> **EXTRACT**:
————————
Who else is ready to stop hearing about the fiscal cliff?

The Most Obnoxious and Self-Imposed Crisis of 2012 is just about over, as both houses of Congress and the president agreed on a last-minute deal to avoid the fiscal cliff.

You can read the whole thing here, but here are the important highlights.

 Taxes

  • Marginal tax rates on those earning $400,000 and up, or $450,000 between married couples, will revert to the Clinton-era rates of 39.6%. The changes are permanent, meaning there is no automatic expiration date (though Congress and the president can change the tax code at any time).
  • All income below $400,000/$450,000 will be permanently set at the Bush-era income tax rates.
  • Taxes on capital gains and dividends will rise from 15% to 20% for those with incomes above $400,000/$450,000. Rates are permanently set at the prior 15% for most other income levels (some low-income brackets are exempt from taxes on capital gains and dividends).
  • The payroll tax cut in place since 2010 will expire. This will raise taxes by about $1,000 for a typical middle-class family. Payroll taxes are levied on the first $113,700 in income.
  • The estate tax will be set at 40%, with a $5 million exemption indexed to inflation (meaning it will adjust upward every year). According to a report by Bank of America's US Trust, there were about 850,000 U.S. households worth more than $5 million at the end of 2011, or roughly 0.7% of all households.
  • The Earned Income Tax credit and the Child Tax Credit get a five-year extension.
————————
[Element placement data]
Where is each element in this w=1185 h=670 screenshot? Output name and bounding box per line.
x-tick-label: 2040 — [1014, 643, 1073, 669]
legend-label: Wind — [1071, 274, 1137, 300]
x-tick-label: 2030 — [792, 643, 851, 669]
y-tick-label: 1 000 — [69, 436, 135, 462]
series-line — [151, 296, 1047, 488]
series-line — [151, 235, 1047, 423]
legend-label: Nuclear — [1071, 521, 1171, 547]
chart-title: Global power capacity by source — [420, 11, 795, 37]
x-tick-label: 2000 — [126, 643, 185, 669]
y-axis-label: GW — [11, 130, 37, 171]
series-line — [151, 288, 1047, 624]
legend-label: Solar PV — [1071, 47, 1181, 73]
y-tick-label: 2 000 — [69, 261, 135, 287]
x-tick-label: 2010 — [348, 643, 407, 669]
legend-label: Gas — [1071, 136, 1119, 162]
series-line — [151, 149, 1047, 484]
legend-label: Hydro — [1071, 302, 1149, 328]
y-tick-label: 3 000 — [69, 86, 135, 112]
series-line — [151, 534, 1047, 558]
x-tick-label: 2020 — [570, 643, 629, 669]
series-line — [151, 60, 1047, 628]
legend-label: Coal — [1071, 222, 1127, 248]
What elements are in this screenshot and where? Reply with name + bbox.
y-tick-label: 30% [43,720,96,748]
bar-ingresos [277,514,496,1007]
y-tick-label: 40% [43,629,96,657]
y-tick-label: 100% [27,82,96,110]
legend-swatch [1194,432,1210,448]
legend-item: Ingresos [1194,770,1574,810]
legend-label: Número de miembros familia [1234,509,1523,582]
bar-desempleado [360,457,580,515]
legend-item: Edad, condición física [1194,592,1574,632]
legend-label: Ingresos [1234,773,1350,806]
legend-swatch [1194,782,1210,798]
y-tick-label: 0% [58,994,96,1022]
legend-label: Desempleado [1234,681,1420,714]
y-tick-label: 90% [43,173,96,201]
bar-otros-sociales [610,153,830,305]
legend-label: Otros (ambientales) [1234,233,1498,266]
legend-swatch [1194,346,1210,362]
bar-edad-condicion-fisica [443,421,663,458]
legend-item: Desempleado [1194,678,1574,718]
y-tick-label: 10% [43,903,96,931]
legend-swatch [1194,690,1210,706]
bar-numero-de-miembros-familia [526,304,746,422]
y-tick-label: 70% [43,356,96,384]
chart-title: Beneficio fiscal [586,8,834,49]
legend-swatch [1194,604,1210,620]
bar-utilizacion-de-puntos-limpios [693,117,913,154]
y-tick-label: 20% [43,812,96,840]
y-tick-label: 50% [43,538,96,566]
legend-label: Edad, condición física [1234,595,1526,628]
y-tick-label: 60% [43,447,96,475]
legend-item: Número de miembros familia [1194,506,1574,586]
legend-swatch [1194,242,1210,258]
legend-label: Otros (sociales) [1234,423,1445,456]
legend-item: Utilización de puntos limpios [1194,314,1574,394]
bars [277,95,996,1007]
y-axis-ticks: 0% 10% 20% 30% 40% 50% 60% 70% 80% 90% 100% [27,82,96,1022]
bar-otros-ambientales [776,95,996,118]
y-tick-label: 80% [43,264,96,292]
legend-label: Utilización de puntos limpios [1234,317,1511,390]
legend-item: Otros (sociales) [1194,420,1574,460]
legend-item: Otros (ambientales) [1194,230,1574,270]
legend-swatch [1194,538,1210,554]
————————
Copy the passage from the fiscal cliff article between "Who else is" and "income tax rates.", inclusive.

Who else is ready to stop hearing about the fiscal cliff?

The Most Obnoxious and Self-Imposed Crisis of 2012 is just about over, as both houses of Congress and the president agreed on a last-minute deal to avoid the fiscal cliff.

You can read the whole thing here, but here are the important highlights.

 Taxes

  • Marginal tax rates on those earning $400,000 and up, or $450,000 between married couples, will revert to the Clinton-era rates of 39.6%. The changes are permanent, meaning there is no automatic expiration date (though Congress and the president can change the tax code at any time).
  • All income below $400,000/$450,000 will be permanently set at the Bush-era income tax rates.